_WHAT TO DO_
In the entries below, write out again, with no changes, the lines from the one containing "table-row[interactable]: Food Espresso" to the one containing "295, 589, 308]", including both of those lines.

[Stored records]
────────────────────
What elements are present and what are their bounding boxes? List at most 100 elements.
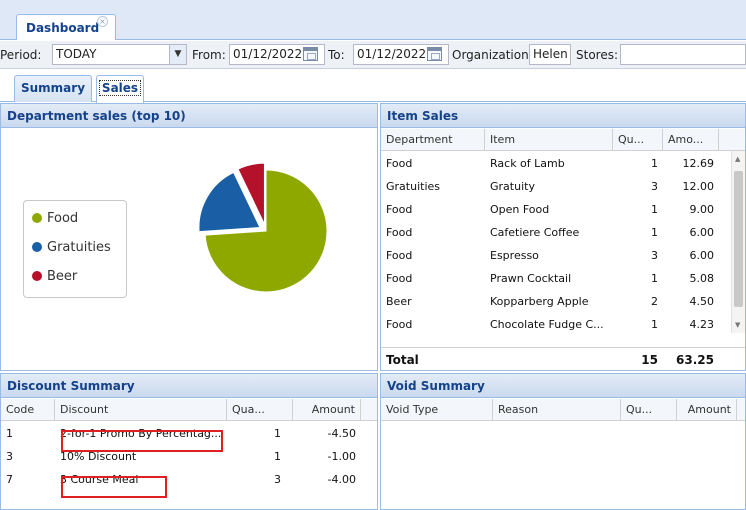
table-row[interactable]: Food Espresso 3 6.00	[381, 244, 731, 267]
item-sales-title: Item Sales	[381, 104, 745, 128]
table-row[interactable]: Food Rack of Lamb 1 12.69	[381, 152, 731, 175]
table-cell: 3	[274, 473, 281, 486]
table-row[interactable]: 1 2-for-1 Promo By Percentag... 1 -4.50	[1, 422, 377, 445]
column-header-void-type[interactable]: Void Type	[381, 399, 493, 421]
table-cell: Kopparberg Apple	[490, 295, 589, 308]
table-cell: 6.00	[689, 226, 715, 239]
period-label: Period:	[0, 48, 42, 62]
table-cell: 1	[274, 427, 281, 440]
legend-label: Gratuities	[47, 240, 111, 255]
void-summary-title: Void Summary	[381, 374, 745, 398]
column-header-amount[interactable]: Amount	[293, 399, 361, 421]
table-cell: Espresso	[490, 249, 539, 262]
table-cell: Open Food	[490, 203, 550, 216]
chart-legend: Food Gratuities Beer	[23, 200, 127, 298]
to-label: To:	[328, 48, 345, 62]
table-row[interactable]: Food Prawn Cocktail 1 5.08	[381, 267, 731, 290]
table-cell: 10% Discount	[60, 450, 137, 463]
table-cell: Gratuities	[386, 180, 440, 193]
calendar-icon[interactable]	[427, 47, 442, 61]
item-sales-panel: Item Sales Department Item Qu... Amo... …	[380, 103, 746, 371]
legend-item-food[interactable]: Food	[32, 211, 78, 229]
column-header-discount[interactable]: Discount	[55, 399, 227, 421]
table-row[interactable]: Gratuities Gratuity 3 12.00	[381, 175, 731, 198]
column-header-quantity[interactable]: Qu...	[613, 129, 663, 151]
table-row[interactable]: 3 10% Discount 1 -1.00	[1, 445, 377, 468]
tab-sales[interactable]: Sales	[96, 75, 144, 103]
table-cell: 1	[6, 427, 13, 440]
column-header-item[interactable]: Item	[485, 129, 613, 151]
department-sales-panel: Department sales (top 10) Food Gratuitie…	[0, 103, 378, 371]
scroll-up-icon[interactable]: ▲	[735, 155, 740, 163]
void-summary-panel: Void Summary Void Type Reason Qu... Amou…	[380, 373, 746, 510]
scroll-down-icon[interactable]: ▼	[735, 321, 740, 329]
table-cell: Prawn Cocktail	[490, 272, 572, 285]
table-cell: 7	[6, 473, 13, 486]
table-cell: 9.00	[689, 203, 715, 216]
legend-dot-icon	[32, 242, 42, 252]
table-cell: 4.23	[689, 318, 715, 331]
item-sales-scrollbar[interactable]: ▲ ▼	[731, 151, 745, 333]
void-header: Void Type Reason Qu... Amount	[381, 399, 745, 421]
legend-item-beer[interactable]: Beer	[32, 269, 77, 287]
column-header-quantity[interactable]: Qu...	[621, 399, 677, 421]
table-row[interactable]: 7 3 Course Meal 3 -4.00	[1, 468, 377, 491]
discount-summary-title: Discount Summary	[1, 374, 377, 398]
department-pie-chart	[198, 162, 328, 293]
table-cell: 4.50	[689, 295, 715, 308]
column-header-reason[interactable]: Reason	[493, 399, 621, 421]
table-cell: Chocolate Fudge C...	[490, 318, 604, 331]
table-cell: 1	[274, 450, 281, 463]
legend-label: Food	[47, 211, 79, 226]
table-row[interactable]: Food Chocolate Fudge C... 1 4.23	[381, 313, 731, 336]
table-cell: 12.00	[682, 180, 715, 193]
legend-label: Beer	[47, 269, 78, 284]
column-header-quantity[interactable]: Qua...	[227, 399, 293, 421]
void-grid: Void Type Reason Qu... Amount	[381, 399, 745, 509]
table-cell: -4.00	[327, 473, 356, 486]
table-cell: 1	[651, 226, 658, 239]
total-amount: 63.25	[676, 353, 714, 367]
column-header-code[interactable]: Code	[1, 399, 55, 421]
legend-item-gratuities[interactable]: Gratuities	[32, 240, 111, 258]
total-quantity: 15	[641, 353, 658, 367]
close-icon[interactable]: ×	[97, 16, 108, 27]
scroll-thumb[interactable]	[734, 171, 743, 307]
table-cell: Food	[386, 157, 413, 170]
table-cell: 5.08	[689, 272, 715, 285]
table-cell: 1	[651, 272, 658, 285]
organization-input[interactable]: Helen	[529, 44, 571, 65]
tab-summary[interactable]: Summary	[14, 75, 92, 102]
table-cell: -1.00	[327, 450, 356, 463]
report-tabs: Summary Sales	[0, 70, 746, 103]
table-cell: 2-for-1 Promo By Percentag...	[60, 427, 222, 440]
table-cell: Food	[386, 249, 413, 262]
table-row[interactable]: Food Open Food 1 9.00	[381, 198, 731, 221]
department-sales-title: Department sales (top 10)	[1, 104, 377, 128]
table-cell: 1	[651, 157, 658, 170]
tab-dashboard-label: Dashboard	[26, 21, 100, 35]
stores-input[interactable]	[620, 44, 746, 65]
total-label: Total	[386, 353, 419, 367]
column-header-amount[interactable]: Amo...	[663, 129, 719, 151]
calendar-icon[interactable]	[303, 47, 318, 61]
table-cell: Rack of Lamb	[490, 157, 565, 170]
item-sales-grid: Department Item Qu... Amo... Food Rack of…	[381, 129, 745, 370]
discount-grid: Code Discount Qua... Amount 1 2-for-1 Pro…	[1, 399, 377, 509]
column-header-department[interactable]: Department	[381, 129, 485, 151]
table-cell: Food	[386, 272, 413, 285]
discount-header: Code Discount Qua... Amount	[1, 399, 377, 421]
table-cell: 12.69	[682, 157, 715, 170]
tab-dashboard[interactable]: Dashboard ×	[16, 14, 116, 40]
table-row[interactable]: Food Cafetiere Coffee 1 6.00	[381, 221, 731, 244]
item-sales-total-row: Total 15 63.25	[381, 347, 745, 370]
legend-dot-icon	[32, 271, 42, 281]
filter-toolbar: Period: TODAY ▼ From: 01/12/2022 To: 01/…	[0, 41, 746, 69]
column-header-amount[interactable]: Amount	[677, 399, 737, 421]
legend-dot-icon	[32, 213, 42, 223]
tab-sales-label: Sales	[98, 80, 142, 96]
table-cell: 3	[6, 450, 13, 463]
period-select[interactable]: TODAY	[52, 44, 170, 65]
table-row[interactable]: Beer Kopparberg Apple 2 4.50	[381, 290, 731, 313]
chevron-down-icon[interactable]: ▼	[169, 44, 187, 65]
────────────────────
_FULL ANSWER_
table-row[interactable]: Food Espresso 3 6.00	[381, 244, 731, 267]
item-sales-title: Item Sales	[381, 104, 745, 128]
table-row[interactable]: Food Rack of Lamb 1 12.69	[381, 152, 731, 175]
table-cell: 3	[274, 473, 281, 486]
table-row[interactable]: 1 2-for-1 Promo By Percentag... 1 -4.50	[1, 422, 377, 445]
column-header-void-type[interactable]: Void Type	[381, 399, 493, 421]
table-cell: Kopparberg Apple	[490, 295, 589, 308]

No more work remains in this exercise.